### Figure record listings:
[Start]

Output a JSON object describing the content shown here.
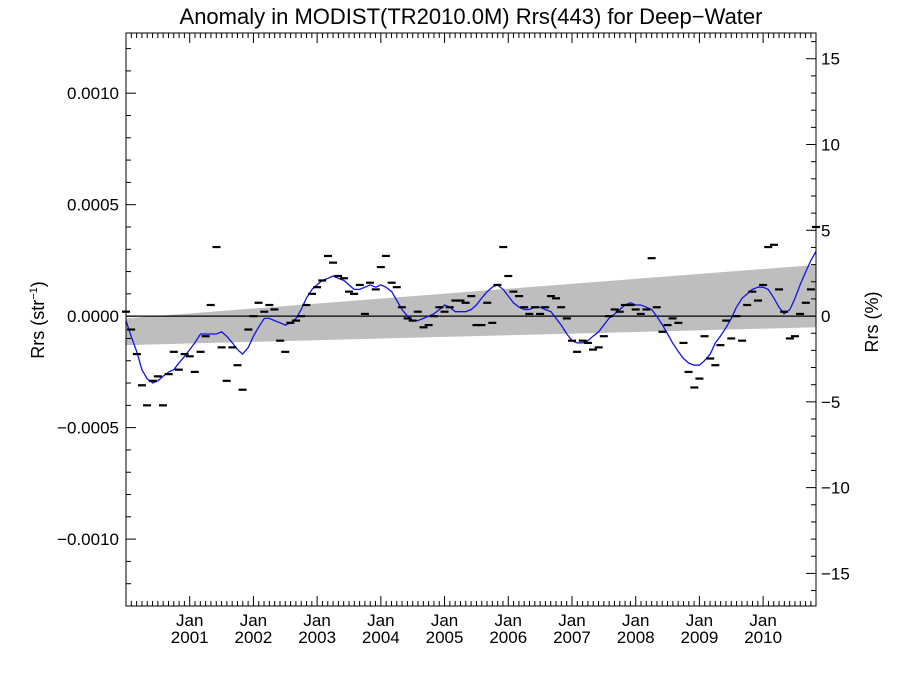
{
  "chart_data": {
    "type": "line",
    "title": "Anomaly in MODIST(TR2010.0M) Rrs(443) for Deep−Water",
    "ylabel": "Rrs (str",
    "ylabel_sup": "−1",
    "ylabel_close": ")",
    "y2label": "Rrs (%)",
    "ylim": [
      -0.0013,
      0.00127
    ],
    "y2lim": [
      -16.9,
      16.5
    ],
    "xlim": [
      2000.0,
      2010.83
    ],
    "yticks": [
      {
        "value": 0.001,
        "label": "0.0010"
      },
      {
        "value": 0.0005,
        "label": "0.0005"
      },
      {
        "value": 0.0,
        "label": "0.0000"
      },
      {
        "value": -0.0005,
        "label": "−0.0005"
      },
      {
        "value": -0.001,
        "label": "−0.0010"
      }
    ],
    "y2ticks": [
      {
        "value": 15,
        "label": "15"
      },
      {
        "value": 10,
        "label": "10"
      },
      {
        "value": 5,
        "label": "5"
      },
      {
        "value": 0,
        "label": "0"
      },
      {
        "value": -5,
        "label": "−5"
      },
      {
        "value": -10,
        "label": "−10"
      },
      {
        "value": -15,
        "label": "−15"
      }
    ],
    "xticks": [
      {
        "value": 2001.0,
        "month": "Jan",
        "year": "2001"
      },
      {
        "value": 2002.0,
        "month": "Jan",
        "year": "2002"
      },
      {
        "value": 2003.0,
        "month": "Jan",
        "year": "2003"
      },
      {
        "value": 2004.0,
        "month": "Jan",
        "year": "2004"
      },
      {
        "value": 2005.0,
        "month": "Jan",
        "year": "2005"
      },
      {
        "value": 2006.0,
        "month": "Jan",
        "year": "2006"
      },
      {
        "value": 2007.0,
        "month": "Jan",
        "year": "2007"
      },
      {
        "value": 2008.0,
        "month": "Jan",
        "year": "2008"
      },
      {
        "value": 2009.0,
        "month": "Jan",
        "year": "2009"
      },
      {
        "value": 2010.0,
        "month": "Jan",
        "year": "2010"
      }
    ],
    "zero_line": 0.0,
    "trend_band": {
      "x": [
        2000.0,
        2010.83
      ],
      "upper": [
        -1e-05,
        0.00023
      ],
      "lower": [
        -0.00013,
        -5e-05
      ]
    },
    "series": [
      {
        "kind": "monthly anomaly",
        "color": "#000000",
        "points": [
          [
            2000.0,
            2e-05
          ],
          [
            2000.08,
            -6e-05
          ],
          [
            2000.17,
            -0.00017
          ],
          [
            2000.25,
            -0.00031
          ],
          [
            2000.33,
            -0.0004
          ],
          [
            2000.42,
            -0.00029
          ],
          [
            2000.5,
            -0.00027
          ],
          [
            2000.58,
            -0.0004
          ],
          [
            2000.67,
            -0.00026
          ],
          [
            2000.75,
            -0.00016
          ],
          [
            2000.83,
            -0.00024
          ],
          [
            2000.92,
            -0.00017
          ],
          [
            2001.0,
            -0.00018
          ],
          [
            2001.08,
            -0.00025
          ],
          [
            2001.17,
            -0.00016
          ],
          [
            2001.25,
            -9e-05
          ],
          [
            2001.33,
            5e-05
          ],
          [
            2001.42,
            0.00031
          ],
          [
            2001.5,
            -0.00014
          ],
          [
            2001.58,
            -0.00029
          ],
          [
            2001.67,
            -0.00014
          ],
          [
            2001.75,
            -0.00022
          ],
          [
            2001.83,
            -0.00033
          ],
          [
            2001.92,
            -6e-05
          ],
          [
            2002.0,
            0.0
          ],
          [
            2002.08,
            6e-05
          ],
          [
            2002.17,
            2e-05
          ],
          [
            2002.25,
            5e-05
          ],
          [
            2002.33,
            3e-05
          ],
          [
            2002.42,
            -0.00011
          ],
          [
            2002.5,
            -0.00016
          ],
          [
            2002.58,
            -3e-05
          ],
          [
            2002.67,
            -2e-05
          ],
          [
            2002.75,
            0.0
          ],
          [
            2002.83,
            5e-05
          ],
          [
            2002.92,
            0.0001
          ],
          [
            2003.0,
            0.00013
          ],
          [
            2003.08,
            0.00016
          ],
          [
            2003.17,
            0.00027
          ],
          [
            2003.25,
            0.00024
          ],
          [
            2003.33,
            0.00018
          ],
          [
            2003.42,
            0.00017
          ],
          [
            2003.5,
            0.00011
          ],
          [
            2003.58,
            0.0001
          ],
          [
            2003.67,
            0.00014
          ],
          [
            2003.75,
            1e-05
          ],
          [
            2003.83,
            0.00015
          ],
          [
            2003.92,
            0.00012
          ],
          [
            2004.0,
            0.00022
          ],
          [
            2004.08,
            0.00027
          ],
          [
            2004.17,
            0.00015
          ],
          [
            2004.25,
            0.00013
          ],
          [
            2004.33,
            4e-05
          ],
          [
            2004.42,
            -1e-05
          ],
          [
            2004.5,
            -2e-05
          ],
          [
            2004.58,
            2e-05
          ],
          [
            2004.67,
            -5e-05
          ],
          [
            2004.75,
            -4e-05
          ],
          [
            2004.83,
            0.0
          ],
          [
            2004.92,
            4e-05
          ],
          [
            2005.0,
            2e-05
          ],
          [
            2005.08,
            4e-05
          ],
          [
            2005.17,
            7e-05
          ],
          [
            2005.25,
            7e-05
          ],
          [
            2005.33,
            6e-05
          ],
          [
            2005.42,
            9e-05
          ],
          [
            2005.5,
            -4e-05
          ],
          [
            2005.58,
            -4e-05
          ],
          [
            2005.67,
            6e-05
          ],
          [
            2005.75,
            -3e-05
          ],
          [
            2005.83,
            0.00014
          ],
          [
            2005.92,
            0.00031
          ],
          [
            2006.0,
            0.00018
          ],
          [
            2006.08,
            0.00011
          ],
          [
            2006.17,
            9e-05
          ],
          [
            2006.25,
            4e-05
          ],
          [
            2006.33,
            1e-05
          ],
          [
            2006.42,
            4e-05
          ],
          [
            2006.5,
            1e-05
          ],
          [
            2006.58,
            4e-05
          ],
          [
            2006.67,
            9e-05
          ],
          [
            2006.75,
            8e-05
          ],
          [
            2006.83,
            4e-05
          ],
          [
            2006.92,
            -1e-05
          ],
          [
            2007.0,
            -0.00011
          ],
          [
            2007.08,
            -0.00016
          ],
          [
            2007.17,
            -0.00011
          ],
          [
            2007.25,
            -0.00012
          ],
          [
            2007.33,
            -0.00015
          ],
          [
            2007.42,
            -0.00014
          ],
          [
            2007.5,
            -9e-05
          ],
          [
            2007.58,
            0.0
          ],
          [
            2007.67,
            3e-05
          ],
          [
            2007.75,
            2e-05
          ],
          [
            2007.83,
            5e-05
          ],
          [
            2007.92,
            5e-05
          ],
          [
            2008.0,
            3e-05
          ],
          [
            2008.08,
            1e-05
          ],
          [
            2008.17,
            3e-05
          ],
          [
            2008.25,
            0.00026
          ],
          [
            2008.33,
            4e-05
          ],
          [
            2008.42,
            -7e-05
          ],
          [
            2008.5,
            -4e-05
          ],
          [
            2008.58,
            -1e-05
          ],
          [
            2008.67,
            -3e-05
          ],
          [
            2008.75,
            -0.00012
          ],
          [
            2008.83,
            -0.00025
          ],
          [
            2008.92,
            -0.00032
          ],
          [
            2009.0,
            -0.00028
          ],
          [
            2009.08,
            -9e-05
          ],
          [
            2009.17,
            -0.00019
          ],
          [
            2009.25,
            -0.00022
          ],
          [
            2009.33,
            -0.00013
          ],
          [
            2009.42,
            -2e-05
          ],
          [
            2009.5,
            -0.0001
          ],
          [
            2009.58,
            0.0
          ],
          [
            2009.67,
            -0.00011
          ],
          [
            2009.75,
            5e-05
          ],
          [
            2009.83,
            0.00011
          ],
          [
            2009.92,
            7e-05
          ],
          [
            2010.0,
            0.00014
          ],
          [
            2010.08,
            0.00031
          ],
          [
            2010.17,
            0.00032
          ],
          [
            2010.25,
            0.00012
          ],
          [
            2010.33,
            2e-05
          ],
          [
            2010.42,
            -0.0001
          ],
          [
            2010.5,
            -9e-05
          ],
          [
            2010.58,
            1e-05
          ],
          [
            2010.67,
            6e-05
          ],
          [
            2010.75,
            0.00012
          ],
          [
            2010.83,
            0.0004
          ]
        ]
      },
      {
        "kind": "smoothed",
        "color": "#1212e6",
        "points": [
          [
            2000.0,
            -2e-05
          ],
          [
            2000.08,
            -9e-05
          ],
          [
            2000.17,
            -0.00016
          ],
          [
            2000.25,
            -0.00024
          ],
          [
            2000.33,
            -0.00028
          ],
          [
            2000.42,
            -0.0003
          ],
          [
            2000.5,
            -0.00029
          ],
          [
            2000.58,
            -0.00027
          ],
          [
            2000.67,
            -0.00025
          ],
          [
            2000.75,
            -0.00024
          ],
          [
            2000.83,
            -0.00021
          ],
          [
            2000.92,
            -0.00018
          ],
          [
            2001.0,
            -0.00015
          ],
          [
            2001.08,
            -0.00012
          ],
          [
            2001.17,
            -8e-05
          ],
          [
            2001.25,
            -8e-05
          ],
          [
            2001.33,
            -8e-05
          ],
          [
            2001.42,
            -8e-05
          ],
          [
            2001.5,
            -7e-05
          ],
          [
            2001.58,
            -9e-05
          ],
          [
            2001.67,
            -0.00012
          ],
          [
            2001.75,
            -0.00015
          ],
          [
            2001.83,
            -0.00017
          ],
          [
            2001.92,
            -0.00014
          ],
          [
            2002.0,
            -9e-05
          ],
          [
            2002.08,
            -5e-05
          ],
          [
            2002.17,
            -1e-05
          ],
          [
            2002.25,
            -1e-05
          ],
          [
            2002.33,
            -2e-05
          ],
          [
            2002.42,
            -3e-05
          ],
          [
            2002.5,
            -4e-05
          ],
          [
            2002.58,
            -3e-05
          ],
          [
            2002.67,
            -1e-05
          ],
          [
            2002.75,
            3e-05
          ],
          [
            2002.83,
            8e-05
          ],
          [
            2002.92,
            0.00012
          ],
          [
            2003.0,
            0.00014
          ],
          [
            2003.08,
            0.00016
          ],
          [
            2003.17,
            0.00017
          ],
          [
            2003.25,
            0.00018
          ],
          [
            2003.33,
            0.00017
          ],
          [
            2003.42,
            0.00016
          ],
          [
            2003.5,
            0.00014
          ],
          [
            2003.58,
            0.00012
          ],
          [
            2003.67,
            0.00012
          ],
          [
            2003.75,
            0.00013
          ],
          [
            2003.83,
            0.00014
          ],
          [
            2003.92,
            0.00013
          ],
          [
            2004.0,
            0.00014
          ],
          [
            2004.08,
            0.00013
          ],
          [
            2004.17,
            0.00011
          ],
          [
            2004.25,
            7e-05
          ],
          [
            2004.33,
            3e-05
          ],
          [
            2004.42,
            0.0
          ],
          [
            2004.5,
            -2e-05
          ],
          [
            2004.58,
            -2e-05
          ],
          [
            2004.67,
            -1e-05
          ],
          [
            2004.75,
            0.0
          ],
          [
            2004.83,
            1e-05
          ],
          [
            2004.92,
            3e-05
          ],
          [
            2005.0,
            5e-05
          ],
          [
            2005.08,
            4e-05
          ],
          [
            2005.17,
            2e-05
          ],
          [
            2005.25,
            2e-05
          ],
          [
            2005.33,
            2e-05
          ],
          [
            2005.42,
            3e-05
          ],
          [
            2005.5,
            5e-05
          ],
          [
            2005.58,
            8e-05
          ],
          [
            2005.67,
            0.00011
          ],
          [
            2005.75,
            0.00013
          ],
          [
            2005.83,
            0.00014
          ],
          [
            2005.92,
            0.00012
          ],
          [
            2006.0,
            9e-05
          ],
          [
            2006.08,
            6e-05
          ],
          [
            2006.17,
            4e-05
          ],
          [
            2006.25,
            3e-05
          ],
          [
            2006.33,
            3e-05
          ],
          [
            2006.42,
            4e-05
          ],
          [
            2006.5,
            4e-05
          ],
          [
            2006.58,
            3e-05
          ],
          [
            2006.67,
            2e-05
          ],
          [
            2006.75,
            -1e-05
          ],
          [
            2006.83,
            -4e-05
          ],
          [
            2006.92,
            -8e-05
          ],
          [
            2007.0,
            -0.00011
          ],
          [
            2007.08,
            -0.00012
          ],
          [
            2007.17,
            -0.00012
          ],
          [
            2007.25,
            -0.00011
          ],
          [
            2007.33,
            -9e-05
          ],
          [
            2007.42,
            -7e-05
          ],
          [
            2007.5,
            -4e-05
          ],
          [
            2007.58,
            -1e-05
          ],
          [
            2007.67,
            1e-05
          ],
          [
            2007.75,
            3e-05
          ],
          [
            2007.83,
            5e-05
          ],
          [
            2007.92,
            6e-05
          ],
          [
            2008.0,
            5e-05
          ],
          [
            2008.08,
            5e-05
          ],
          [
            2008.17,
            4e-05
          ],
          [
            2008.25,
            3e-05
          ],
          [
            2008.33,
            0.0
          ],
          [
            2008.42,
            -4e-05
          ],
          [
            2008.5,
            -8e-05
          ],
          [
            2008.58,
            -0.00012
          ],
          [
            2008.67,
            -0.00016
          ],
          [
            2008.75,
            -0.00019
          ],
          [
            2008.83,
            -0.00021
          ],
          [
            2008.92,
            -0.00022
          ],
          [
            2009.0,
            -0.00022
          ],
          [
            2009.08,
            -0.0002
          ],
          [
            2009.17,
            -0.00017
          ],
          [
            2009.25,
            -0.00012
          ],
          [
            2009.33,
            -9e-05
          ],
          [
            2009.42,
            -5e-05
          ],
          [
            2009.5,
            -1e-05
          ],
          [
            2009.58,
            4e-05
          ],
          [
            2009.67,
            8e-05
          ],
          [
            2009.75,
            0.0001
          ],
          [
            2009.83,
            0.00012
          ],
          [
            2009.92,
            0.00013
          ],
          [
            2010.0,
            0.00013
          ],
          [
            2010.08,
            0.00012
          ],
          [
            2010.17,
            8e-05
          ],
          [
            2010.25,
            4e-05
          ],
          [
            2010.33,
            1e-05
          ],
          [
            2010.42,
            3e-05
          ],
          [
            2010.5,
            8e-05
          ],
          [
            2010.58,
            0.00014
          ],
          [
            2010.67,
            0.0002
          ],
          [
            2010.75,
            0.00025
          ],
          [
            2010.83,
            0.00029
          ]
        ]
      }
    ]
  }
}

[End]

### Work to do:
What is the number of lines in this listing that contain the word "kind"? Answer with that number and nothing else.

### Written response:
2